Identify every line containing the word "Pustule" and reproduce each one.

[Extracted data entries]

^^^^^^^^

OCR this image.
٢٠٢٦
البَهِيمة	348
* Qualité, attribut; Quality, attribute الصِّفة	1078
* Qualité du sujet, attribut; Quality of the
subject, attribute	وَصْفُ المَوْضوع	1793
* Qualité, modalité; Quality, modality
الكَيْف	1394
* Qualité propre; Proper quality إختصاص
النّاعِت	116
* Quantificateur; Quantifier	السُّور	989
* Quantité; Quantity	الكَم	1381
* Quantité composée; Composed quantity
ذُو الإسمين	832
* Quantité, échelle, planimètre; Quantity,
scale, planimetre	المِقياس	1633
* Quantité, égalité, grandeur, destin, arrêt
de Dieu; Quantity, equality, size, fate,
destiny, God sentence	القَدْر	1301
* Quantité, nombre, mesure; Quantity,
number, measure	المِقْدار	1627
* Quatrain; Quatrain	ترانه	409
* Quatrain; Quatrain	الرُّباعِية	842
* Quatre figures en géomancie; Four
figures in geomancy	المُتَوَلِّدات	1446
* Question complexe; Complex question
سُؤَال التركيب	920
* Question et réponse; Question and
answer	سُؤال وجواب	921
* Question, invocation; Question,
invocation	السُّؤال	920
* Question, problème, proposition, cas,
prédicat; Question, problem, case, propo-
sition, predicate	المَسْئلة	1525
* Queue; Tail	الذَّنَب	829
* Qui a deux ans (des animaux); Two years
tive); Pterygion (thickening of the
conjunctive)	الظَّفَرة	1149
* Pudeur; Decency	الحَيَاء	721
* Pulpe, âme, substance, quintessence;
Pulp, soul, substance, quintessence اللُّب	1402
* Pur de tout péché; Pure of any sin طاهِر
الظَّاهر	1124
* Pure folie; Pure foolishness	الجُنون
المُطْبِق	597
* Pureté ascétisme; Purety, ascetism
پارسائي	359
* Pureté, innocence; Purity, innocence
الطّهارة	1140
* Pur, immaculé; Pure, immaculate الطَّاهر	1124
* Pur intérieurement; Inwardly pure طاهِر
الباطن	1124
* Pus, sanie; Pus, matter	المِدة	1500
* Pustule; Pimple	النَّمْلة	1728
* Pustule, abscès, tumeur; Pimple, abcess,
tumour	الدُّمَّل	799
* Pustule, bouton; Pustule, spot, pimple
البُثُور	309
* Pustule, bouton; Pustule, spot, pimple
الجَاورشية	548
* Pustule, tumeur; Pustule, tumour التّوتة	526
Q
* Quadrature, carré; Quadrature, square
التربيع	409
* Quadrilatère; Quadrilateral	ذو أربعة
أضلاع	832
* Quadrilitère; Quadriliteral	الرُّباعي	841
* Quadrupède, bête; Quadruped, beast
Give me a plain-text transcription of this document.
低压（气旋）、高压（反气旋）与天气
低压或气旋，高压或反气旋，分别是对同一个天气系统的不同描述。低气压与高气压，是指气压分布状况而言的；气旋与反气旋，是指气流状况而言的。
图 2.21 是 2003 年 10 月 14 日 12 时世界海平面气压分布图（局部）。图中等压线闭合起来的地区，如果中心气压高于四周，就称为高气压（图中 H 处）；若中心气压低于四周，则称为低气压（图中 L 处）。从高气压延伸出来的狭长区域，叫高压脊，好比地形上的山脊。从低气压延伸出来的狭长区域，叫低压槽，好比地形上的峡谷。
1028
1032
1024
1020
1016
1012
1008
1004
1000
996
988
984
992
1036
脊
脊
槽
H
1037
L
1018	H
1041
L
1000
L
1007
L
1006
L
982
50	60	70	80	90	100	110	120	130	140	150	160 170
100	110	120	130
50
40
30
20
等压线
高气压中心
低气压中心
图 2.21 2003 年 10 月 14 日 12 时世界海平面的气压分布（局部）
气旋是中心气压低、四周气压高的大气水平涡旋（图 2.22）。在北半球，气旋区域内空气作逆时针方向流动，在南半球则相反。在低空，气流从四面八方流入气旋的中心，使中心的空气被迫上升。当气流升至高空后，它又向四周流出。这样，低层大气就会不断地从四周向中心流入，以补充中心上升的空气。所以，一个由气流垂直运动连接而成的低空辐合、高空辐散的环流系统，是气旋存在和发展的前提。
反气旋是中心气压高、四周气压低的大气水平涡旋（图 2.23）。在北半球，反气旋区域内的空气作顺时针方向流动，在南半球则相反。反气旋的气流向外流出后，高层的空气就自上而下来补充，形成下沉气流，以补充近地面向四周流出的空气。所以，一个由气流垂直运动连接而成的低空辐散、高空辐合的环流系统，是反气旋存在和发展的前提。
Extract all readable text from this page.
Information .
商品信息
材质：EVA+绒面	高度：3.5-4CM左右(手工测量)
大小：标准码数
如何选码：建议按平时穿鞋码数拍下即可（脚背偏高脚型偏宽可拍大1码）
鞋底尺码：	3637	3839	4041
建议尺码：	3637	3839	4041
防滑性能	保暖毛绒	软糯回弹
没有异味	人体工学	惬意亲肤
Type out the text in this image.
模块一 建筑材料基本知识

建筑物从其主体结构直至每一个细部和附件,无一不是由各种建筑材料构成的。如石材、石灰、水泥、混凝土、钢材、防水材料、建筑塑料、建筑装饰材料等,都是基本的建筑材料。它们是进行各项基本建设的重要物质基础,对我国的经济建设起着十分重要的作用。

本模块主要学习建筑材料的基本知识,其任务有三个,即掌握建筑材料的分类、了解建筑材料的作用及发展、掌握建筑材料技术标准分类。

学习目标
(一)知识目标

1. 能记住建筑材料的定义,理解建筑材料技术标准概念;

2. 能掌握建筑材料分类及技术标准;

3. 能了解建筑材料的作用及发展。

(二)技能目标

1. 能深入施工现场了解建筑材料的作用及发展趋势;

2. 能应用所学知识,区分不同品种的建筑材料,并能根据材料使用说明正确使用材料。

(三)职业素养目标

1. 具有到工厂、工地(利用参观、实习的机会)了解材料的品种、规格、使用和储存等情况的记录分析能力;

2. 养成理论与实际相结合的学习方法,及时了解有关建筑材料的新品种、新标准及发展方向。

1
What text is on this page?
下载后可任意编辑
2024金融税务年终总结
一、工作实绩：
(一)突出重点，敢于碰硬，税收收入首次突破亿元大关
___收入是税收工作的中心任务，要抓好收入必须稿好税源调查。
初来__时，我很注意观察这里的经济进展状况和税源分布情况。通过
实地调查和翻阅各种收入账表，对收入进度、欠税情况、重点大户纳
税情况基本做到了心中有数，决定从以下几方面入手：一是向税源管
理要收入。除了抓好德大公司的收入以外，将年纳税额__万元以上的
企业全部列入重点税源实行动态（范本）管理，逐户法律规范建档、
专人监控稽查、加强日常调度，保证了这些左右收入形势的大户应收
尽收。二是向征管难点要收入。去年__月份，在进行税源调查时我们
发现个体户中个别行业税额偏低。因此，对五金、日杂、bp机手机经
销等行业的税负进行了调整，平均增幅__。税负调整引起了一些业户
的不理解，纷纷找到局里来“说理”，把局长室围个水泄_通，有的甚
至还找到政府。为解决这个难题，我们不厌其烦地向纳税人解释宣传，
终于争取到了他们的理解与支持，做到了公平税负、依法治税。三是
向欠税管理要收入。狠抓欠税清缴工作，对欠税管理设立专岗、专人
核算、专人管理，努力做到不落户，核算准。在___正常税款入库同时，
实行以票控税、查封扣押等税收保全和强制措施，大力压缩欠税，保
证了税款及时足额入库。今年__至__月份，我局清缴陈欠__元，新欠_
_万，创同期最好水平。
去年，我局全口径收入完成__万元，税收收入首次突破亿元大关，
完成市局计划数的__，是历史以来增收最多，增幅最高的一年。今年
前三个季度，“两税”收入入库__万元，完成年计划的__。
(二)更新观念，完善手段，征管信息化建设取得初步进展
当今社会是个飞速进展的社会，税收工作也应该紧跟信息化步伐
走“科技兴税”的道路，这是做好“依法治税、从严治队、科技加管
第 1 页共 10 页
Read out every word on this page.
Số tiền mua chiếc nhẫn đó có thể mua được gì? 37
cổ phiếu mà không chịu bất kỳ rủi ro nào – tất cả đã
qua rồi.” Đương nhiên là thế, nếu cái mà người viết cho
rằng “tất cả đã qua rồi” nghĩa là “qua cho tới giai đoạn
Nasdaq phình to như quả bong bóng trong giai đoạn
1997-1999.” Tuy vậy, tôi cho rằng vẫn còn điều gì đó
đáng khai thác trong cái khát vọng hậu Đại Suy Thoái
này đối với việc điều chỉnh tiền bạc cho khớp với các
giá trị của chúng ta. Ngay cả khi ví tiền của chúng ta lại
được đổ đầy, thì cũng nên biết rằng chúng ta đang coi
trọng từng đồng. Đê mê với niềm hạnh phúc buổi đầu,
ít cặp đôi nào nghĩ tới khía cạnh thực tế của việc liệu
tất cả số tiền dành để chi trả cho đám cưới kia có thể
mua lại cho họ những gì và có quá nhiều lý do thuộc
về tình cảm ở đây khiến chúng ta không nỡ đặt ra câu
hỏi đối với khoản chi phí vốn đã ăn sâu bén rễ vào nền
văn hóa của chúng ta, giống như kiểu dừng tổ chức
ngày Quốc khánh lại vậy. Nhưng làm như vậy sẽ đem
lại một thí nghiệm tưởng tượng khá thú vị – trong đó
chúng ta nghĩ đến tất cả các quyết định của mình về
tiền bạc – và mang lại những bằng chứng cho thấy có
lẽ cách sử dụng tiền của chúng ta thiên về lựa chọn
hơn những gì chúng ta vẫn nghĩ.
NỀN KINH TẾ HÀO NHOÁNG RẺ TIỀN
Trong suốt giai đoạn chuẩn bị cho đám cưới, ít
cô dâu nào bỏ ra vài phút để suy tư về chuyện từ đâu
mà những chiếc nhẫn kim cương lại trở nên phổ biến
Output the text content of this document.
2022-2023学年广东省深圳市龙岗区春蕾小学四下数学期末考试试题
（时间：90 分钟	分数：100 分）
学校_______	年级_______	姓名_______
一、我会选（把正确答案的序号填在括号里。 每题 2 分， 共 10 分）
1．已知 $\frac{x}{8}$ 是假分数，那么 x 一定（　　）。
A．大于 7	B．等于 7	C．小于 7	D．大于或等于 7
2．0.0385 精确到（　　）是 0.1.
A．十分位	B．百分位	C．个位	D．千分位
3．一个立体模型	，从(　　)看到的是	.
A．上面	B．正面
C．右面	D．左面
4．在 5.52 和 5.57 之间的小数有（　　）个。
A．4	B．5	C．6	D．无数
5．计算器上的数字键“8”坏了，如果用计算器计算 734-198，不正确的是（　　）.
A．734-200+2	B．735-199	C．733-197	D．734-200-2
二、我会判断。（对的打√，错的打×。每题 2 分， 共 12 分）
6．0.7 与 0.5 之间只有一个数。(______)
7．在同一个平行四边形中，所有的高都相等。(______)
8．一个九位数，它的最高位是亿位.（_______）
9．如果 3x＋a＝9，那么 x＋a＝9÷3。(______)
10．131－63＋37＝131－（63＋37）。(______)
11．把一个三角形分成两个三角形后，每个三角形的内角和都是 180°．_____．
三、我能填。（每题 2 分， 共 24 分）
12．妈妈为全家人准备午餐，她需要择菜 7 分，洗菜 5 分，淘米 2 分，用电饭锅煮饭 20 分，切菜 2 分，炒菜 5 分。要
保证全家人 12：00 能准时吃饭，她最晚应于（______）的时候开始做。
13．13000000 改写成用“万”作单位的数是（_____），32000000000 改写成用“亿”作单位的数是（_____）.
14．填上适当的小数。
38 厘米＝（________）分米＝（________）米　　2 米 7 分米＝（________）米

^^^^^^^^

Answer to the exercise —
* Pustule; Pimple	النَّمْلة	1728
* Pustule, abscès, tumeur; Pimple, abcess,
* Pustule, bouton; Pustule, spot, pimple
* Pustule, bouton; Pustule, spot, pimple
* Pustule, tumeur; Pustule, tumour التّوتة	526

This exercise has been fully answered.